Entries from a visual dataset:
· · ·

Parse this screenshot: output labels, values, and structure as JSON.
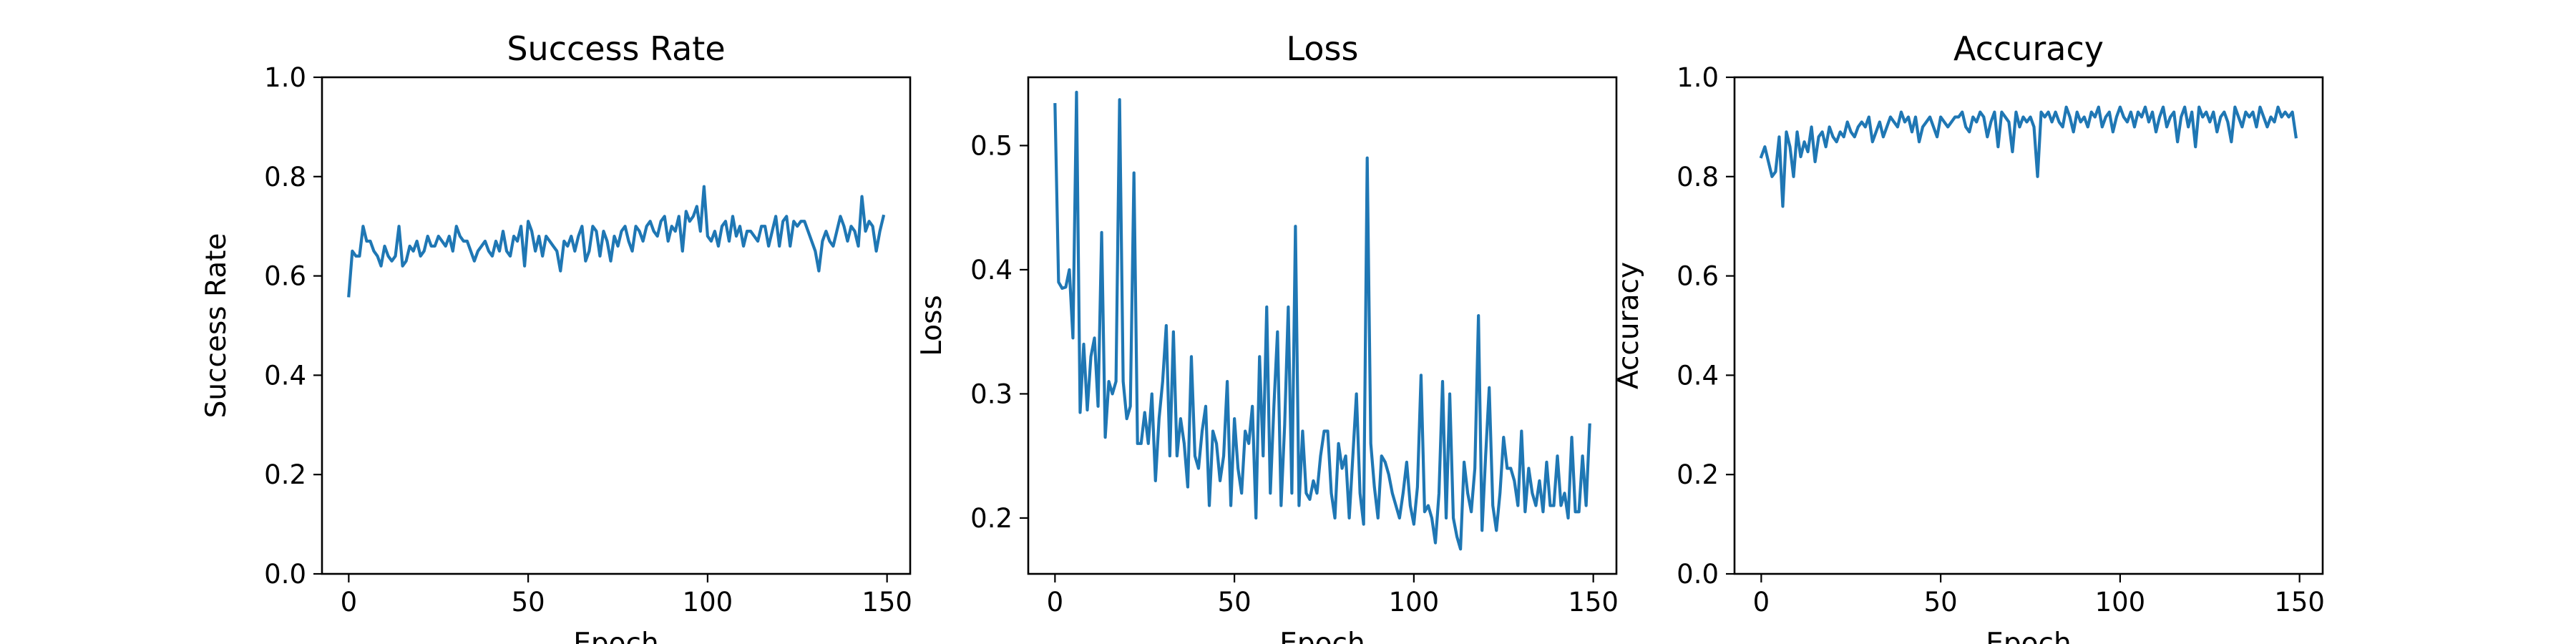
{
  "chart_data": [
    {
      "type": "line",
      "title": "Success Rate",
      "xlabel": "Epoch",
      "ylabel": "Success Rate",
      "xlim": [
        -7.45,
        156.45
      ],
      "ylim": [
        0.0,
        1.0
      ],
      "xticks": [
        0,
        50,
        100,
        150
      ],
      "yticks": [
        0.0,
        0.2,
        0.4,
        0.6,
        0.8,
        1.0
      ],
      "ytick_decimals": 1,
      "grid": false,
      "color": "#1f77b4",
      "series": [
        {
          "values": [
            0.56,
            0.65,
            0.64,
            0.64,
            0.7,
            0.67,
            0.67,
            0.65,
            0.64,
            0.62,
            0.66,
            0.64,
            0.63,
            0.64,
            0.7,
            0.62,
            0.63,
            0.66,
            0.65,
            0.67,
            0.64,
            0.65,
            0.68,
            0.66,
            0.66,
            0.68,
            0.67,
            0.66,
            0.68,
            0.65,
            0.7,
            0.68,
            0.67,
            0.67,
            0.65,
            0.63,
            0.65,
            0.66,
            0.67,
            0.65,
            0.64,
            0.67,
            0.65,
            0.69,
            0.65,
            0.64,
            0.68,
            0.67,
            0.7,
            0.62,
            0.71,
            0.69,
            0.65,
            0.68,
            0.64,
            0.68,
            0.67,
            0.66,
            0.65,
            0.61,
            0.67,
            0.66,
            0.68,
            0.65,
            0.68,
            0.7,
            0.63,
            0.65,
            0.7,
            0.69,
            0.64,
            0.69,
            0.67,
            0.63,
            0.68,
            0.66,
            0.69,
            0.7,
            0.67,
            0.65,
            0.7,
            0.69,
            0.67,
            0.7,
            0.71,
            0.69,
            0.68,
            0.71,
            0.72,
            0.67,
            0.7,
            0.69,
            0.72,
            0.65,
            0.73,
            0.71,
            0.72,
            0.74,
            0.69,
            0.78,
            0.68,
            0.67,
            0.69,
            0.66,
            0.7,
            0.71,
            0.67,
            0.72,
            0.68,
            0.7,
            0.66,
            0.69,
            0.69,
            0.68,
            0.67,
            0.7,
            0.7,
            0.66,
            0.69,
            0.72,
            0.66,
            0.71,
            0.72,
            0.66,
            0.71,
            0.7,
            0.71,
            0.71,
            0.69,
            0.67,
            0.65,
            0.61,
            0.67,
            0.69,
            0.67,
            0.66,
            0.69,
            0.72,
            0.7,
            0.67,
            0.7,
            0.69,
            0.66,
            0.76,
            0.69,
            0.71,
            0.7,
            0.65,
            0.69,
            0.72
          ]
        }
      ]
    },
    {
      "type": "line",
      "title": "Loss",
      "xlabel": "Epoch",
      "ylabel": "Loss",
      "xlim": [
        -7.45,
        156.45
      ],
      "ylim": [
        0.155,
        0.555
      ],
      "xticks": [
        0,
        50,
        100,
        150
      ],
      "yticks": [
        0.2,
        0.3,
        0.4,
        0.5
      ],
      "ytick_decimals": 1,
      "grid": false,
      "color": "#1f77b4",
      "series": [
        {
          "values": [
            0.533,
            0.39,
            0.385,
            0.386,
            0.4,
            0.345,
            0.543,
            0.285,
            0.34,
            0.287,
            0.33,
            0.345,
            0.29,
            0.43,
            0.265,
            0.31,
            0.3,
            0.31,
            0.537,
            0.31,
            0.28,
            0.29,
            0.478,
            0.26,
            0.26,
            0.285,
            0.26,
            0.3,
            0.23,
            0.28,
            0.31,
            0.355,
            0.25,
            0.35,
            0.25,
            0.28,
            0.26,
            0.225,
            0.33,
            0.25,
            0.24,
            0.27,
            0.29,
            0.21,
            0.27,
            0.26,
            0.23,
            0.25,
            0.31,
            0.21,
            0.28,
            0.24,
            0.22,
            0.27,
            0.26,
            0.29,
            0.2,
            0.33,
            0.25,
            0.37,
            0.22,
            0.29,
            0.35,
            0.21,
            0.275,
            0.37,
            0.22,
            0.435,
            0.21,
            0.27,
            0.22,
            0.215,
            0.23,
            0.22,
            0.25,
            0.27,
            0.27,
            0.22,
            0.2,
            0.26,
            0.24,
            0.25,
            0.2,
            0.25,
            0.3,
            0.22,
            0.195,
            0.49,
            0.26,
            0.225,
            0.2,
            0.25,
            0.245,
            0.235,
            0.22,
            0.21,
            0.2,
            0.22,
            0.245,
            0.21,
            0.195,
            0.225,
            0.315,
            0.205,
            0.21,
            0.2,
            0.18,
            0.22,
            0.31,
            0.2,
            0.3,
            0.2,
            0.185,
            0.175,
            0.245,
            0.22,
            0.205,
            0.24,
            0.363,
            0.19,
            0.25,
            0.305,
            0.21,
            0.19,
            0.22,
            0.265,
            0.24,
            0.24,
            0.23,
            0.21,
            0.27,
            0.205,
            0.24,
            0.22,
            0.21,
            0.23,
            0.205,
            0.245,
            0.21,
            0.21,
            0.25,
            0.21,
            0.22,
            0.2,
            0.265,
            0.205,
            0.205,
            0.25,
            0.21,
            0.275
          ]
        }
      ]
    },
    {
      "type": "line",
      "title": "Accuracy",
      "xlabel": "Epoch",
      "ylabel": "Accuracy",
      "xlim": [
        -7.45,
        156.45
      ],
      "ylim": [
        0.0,
        1.0
      ],
      "xticks": [
        0,
        50,
        100,
        150
      ],
      "yticks": [
        0.0,
        0.2,
        0.4,
        0.6,
        0.8,
        1.0
      ],
      "ytick_decimals": 1,
      "grid": false,
      "color": "#1f77b4",
      "series": [
        {
          "values": [
            0.84,
            0.86,
            0.83,
            0.8,
            0.81,
            0.88,
            0.74,
            0.89,
            0.86,
            0.8,
            0.89,
            0.84,
            0.87,
            0.85,
            0.9,
            0.83,
            0.88,
            0.89,
            0.86,
            0.9,
            0.88,
            0.87,
            0.89,
            0.88,
            0.91,
            0.89,
            0.88,
            0.9,
            0.91,
            0.9,
            0.92,
            0.87,
            0.89,
            0.91,
            0.88,
            0.9,
            0.92,
            0.91,
            0.9,
            0.93,
            0.91,
            0.92,
            0.89,
            0.92,
            0.87,
            0.9,
            0.91,
            0.92,
            0.9,
            0.88,
            0.92,
            0.91,
            0.9,
            0.91,
            0.92,
            0.92,
            0.93,
            0.9,
            0.89,
            0.92,
            0.91,
            0.93,
            0.92,
            0.88,
            0.91,
            0.93,
            0.86,
            0.93,
            0.92,
            0.91,
            0.85,
            0.93,
            0.9,
            0.92,
            0.91,
            0.92,
            0.9,
            0.8,
            0.93,
            0.92,
            0.93,
            0.91,
            0.93,
            0.91,
            0.9,
            0.94,
            0.92,
            0.89,
            0.93,
            0.91,
            0.92,
            0.9,
            0.93,
            0.92,
            0.94,
            0.9,
            0.92,
            0.93,
            0.89,
            0.92,
            0.94,
            0.92,
            0.91,
            0.93,
            0.9,
            0.93,
            0.92,
            0.94,
            0.91,
            0.93,
            0.89,
            0.92,
            0.94,
            0.9,
            0.92,
            0.93,
            0.87,
            0.92,
            0.94,
            0.9,
            0.93,
            0.86,
            0.94,
            0.92,
            0.93,
            0.91,
            0.93,
            0.89,
            0.92,
            0.93,
            0.91,
            0.87,
            0.94,
            0.92,
            0.9,
            0.93,
            0.92,
            0.93,
            0.9,
            0.94,
            0.92,
            0.9,
            0.92,
            0.91,
            0.94,
            0.92,
            0.93,
            0.92,
            0.93,
            0.88
          ]
        }
      ]
    }
  ]
}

· · ·

_EXERCISE BRIEF:_ Repeat each record exactly, with the pictures left out.

_EXERCISE SOLUTION:_
Parse this screenshot: output labels, values, and structure as JSON.
{
  "chart_data": [
    {
      "type": "line",
      "title": "Success Rate",
      "xlabel": "Epoch",
      "ylabel": "Success Rate",
      "xlim": [
        -7.45,
        156.45
      ],
      "ylim": [
        0.0,
        1.0
      ],
      "xticks": [
        0,
        50,
        100,
        150
      ],
      "yticks": [
        0.0,
        0.2,
        0.4,
        0.6,
        0.8,
        1.0
      ],
      "ytick_decimals": 1,
      "grid": false,
      "color": "#1f77b4",
      "series": [
        {
          "values": [
            0.56,
            0.65,
            0.64,
            0.64,
            0.7,
            0.67,
            0.67,
            0.65,
            0.64,
            0.62,
            0.66,
            0.64,
            0.63,
            0.64,
            0.7,
            0.62,
            0.63,
            0.66,
            0.65,
            0.67,
            0.64,
            0.65,
            0.68,
            0.66,
            0.66,
            0.68,
            0.67,
            0.66,
            0.68,
            0.65,
            0.7,
            0.68,
            0.67,
            0.67,
            0.65,
            0.63,
            0.65,
            0.66,
            0.67,
            0.65,
            0.64,
            0.67,
            0.65,
            0.69,
            0.65,
            0.64,
            0.68,
            0.67,
            0.7,
            0.62,
            0.71,
            0.69,
            0.65,
            0.68,
            0.64,
            0.68,
            0.67,
            0.66,
            0.65,
            0.61,
            0.67,
            0.66,
            0.68,
            0.65,
            0.68,
            0.7,
            0.63,
            0.65,
            0.7,
            0.69,
            0.64,
            0.69,
            0.67,
            0.63,
            0.68,
            0.66,
            0.69,
            0.7,
            0.67,
            0.65,
            0.7,
            0.69,
            0.67,
            0.7,
            0.71,
            0.69,
            0.68,
            0.71,
            0.72,
            0.67,
            0.7,
            0.69,
            0.72,
            0.65,
            0.73,
            0.71,
            0.72,
            0.74,
            0.69,
            0.78,
            0.68,
            0.67,
            0.69,
            0.66,
            0.7,
            0.71,
            0.67,
            0.72,
            0.68,
            0.7,
            0.66,
            0.69,
            0.69,
            0.68,
            0.67,
            0.7,
            0.7,
            0.66,
            0.69,
            0.72,
            0.66,
            0.71,
            0.72,
            0.66,
            0.71,
            0.7,
            0.71,
            0.71,
            0.69,
            0.67,
            0.65,
            0.61,
            0.67,
            0.69,
            0.67,
            0.66,
            0.69,
            0.72,
            0.7,
            0.67,
            0.7,
            0.69,
            0.66,
            0.76,
            0.69,
            0.71,
            0.7,
            0.65,
            0.69,
            0.72
          ]
        }
      ]
    },
    {
      "type": "line",
      "title": "Loss",
      "xlabel": "Epoch",
      "ylabel": "Loss",
      "xlim": [
        -7.45,
        156.45
      ],
      "ylim": [
        0.155,
        0.555
      ],
      "xticks": [
        0,
        50,
        100,
        150
      ],
      "yticks": [
        0.2,
        0.3,
        0.4,
        0.5
      ],
      "ytick_decimals": 1,
      "grid": false,
      "color": "#1f77b4",
      "series": [
        {
          "values": [
            0.533,
            0.39,
            0.385,
            0.386,
            0.4,
            0.345,
            0.543,
            0.285,
            0.34,
            0.287,
            0.33,
            0.345,
            0.29,
            0.43,
            0.265,
            0.31,
            0.3,
            0.31,
            0.537,
            0.31,
            0.28,
            0.29,
            0.478,
            0.26,
            0.26,
            0.285,
            0.26,
            0.3,
            0.23,
            0.28,
            0.31,
            0.355,
            0.25,
            0.35,
            0.25,
            0.28,
            0.26,
            0.225,
            0.33,
            0.25,
            0.24,
            0.27,
            0.29,
            0.21,
            0.27,
            0.26,
            0.23,
            0.25,
            0.31,
            0.21,
            0.28,
            0.24,
            0.22,
            0.27,
            0.26,
            0.29,
            0.2,
            0.33,
            0.25,
            0.37,
            0.22,
            0.29,
            0.35,
            0.21,
            0.275,
            0.37,
            0.22,
            0.435,
            0.21,
            0.27,
            0.22,
            0.215,
            0.23,
            0.22,
            0.25,
            0.27,
            0.27,
            0.22,
            0.2,
            0.26,
            0.24,
            0.25,
            0.2,
            0.25,
            0.3,
            0.22,
            0.195,
            0.49,
            0.26,
            0.225,
            0.2,
            0.25,
            0.245,
            0.235,
            0.22,
            0.21,
            0.2,
            0.22,
            0.245,
            0.21,
            0.195,
            0.225,
            0.315,
            0.205,
            0.21,
            0.2,
            0.18,
            0.22,
            0.31,
            0.2,
            0.3,
            0.2,
            0.185,
            0.175,
            0.245,
            0.22,
            0.205,
            0.24,
            0.363,
            0.19,
            0.25,
            0.305,
            0.21,
            0.19,
            0.22,
            0.265,
            0.24,
            0.24,
            0.23,
            0.21,
            0.27,
            0.205,
            0.24,
            0.22,
            0.21,
            0.23,
            0.205,
            0.245,
            0.21,
            0.21,
            0.25,
            0.21,
            0.22,
            0.2,
            0.265,
            0.205,
            0.205,
            0.25,
            0.21,
            0.275
          ]
        }
      ]
    },
    {
      "type": "line",
      "title": "Accuracy",
      "xlabel": "Epoch",
      "ylabel": "Accuracy",
      "xlim": [
        -7.45,
        156.45
      ],
      "ylim": [
        0.0,
        1.0
      ],
      "xticks": [
        0,
        50,
        100,
        150
      ],
      "yticks": [
        0.0,
        0.2,
        0.4,
        0.6,
        0.8,
        1.0
      ],
      "ytick_decimals": 1,
      "grid": false,
      "color": "#1f77b4",
      "series": [
        {
          "values": [
            0.84,
            0.86,
            0.83,
            0.8,
            0.81,
            0.88,
            0.74,
            0.89,
            0.86,
            0.8,
            0.89,
            0.84,
            0.87,
            0.85,
            0.9,
            0.83,
            0.88,
            0.89,
            0.86,
            0.9,
            0.88,
            0.87,
            0.89,
            0.88,
            0.91,
            0.89,
            0.88,
            0.9,
            0.91,
            0.9,
            0.92,
            0.87,
            0.89,
            0.91,
            0.88,
            0.9,
            0.92,
            0.91,
            0.9,
            0.93,
            0.91,
            0.92,
            0.89,
            0.92,
            0.87,
            0.9,
            0.91,
            0.92,
            0.9,
            0.88,
            0.92,
            0.91,
            0.9,
            0.91,
            0.92,
            0.92,
            0.93,
            0.9,
            0.89,
            0.92,
            0.91,
            0.93,
            0.92,
            0.88,
            0.91,
            0.93,
            0.86,
            0.93,
            0.92,
            0.91,
            0.85,
            0.93,
            0.9,
            0.92,
            0.91,
            0.92,
            0.9,
            0.8,
            0.93,
            0.92,
            0.93,
            0.91,
            0.93,
            0.91,
            0.9,
            0.94,
            0.92,
            0.89,
            0.93,
            0.91,
            0.92,
            0.9,
            0.93,
            0.92,
            0.94,
            0.9,
            0.92,
            0.93,
            0.89,
            0.92,
            0.94,
            0.92,
            0.91,
            0.93,
            0.9,
            0.93,
            0.92,
            0.94,
            0.91,
            0.93,
            0.89,
            0.92,
            0.94,
            0.9,
            0.92,
            0.93,
            0.87,
            0.92,
            0.94,
            0.9,
            0.93,
            0.86,
            0.94,
            0.92,
            0.93,
            0.91,
            0.93,
            0.89,
            0.92,
            0.93,
            0.91,
            0.87,
            0.94,
            0.92,
            0.9,
            0.93,
            0.92,
            0.93,
            0.9,
            0.94,
            0.92,
            0.9,
            0.92,
            0.91,
            0.94,
            0.92,
            0.93,
            0.92,
            0.93,
            0.88
          ]
        }
      ]
    }
  ]
}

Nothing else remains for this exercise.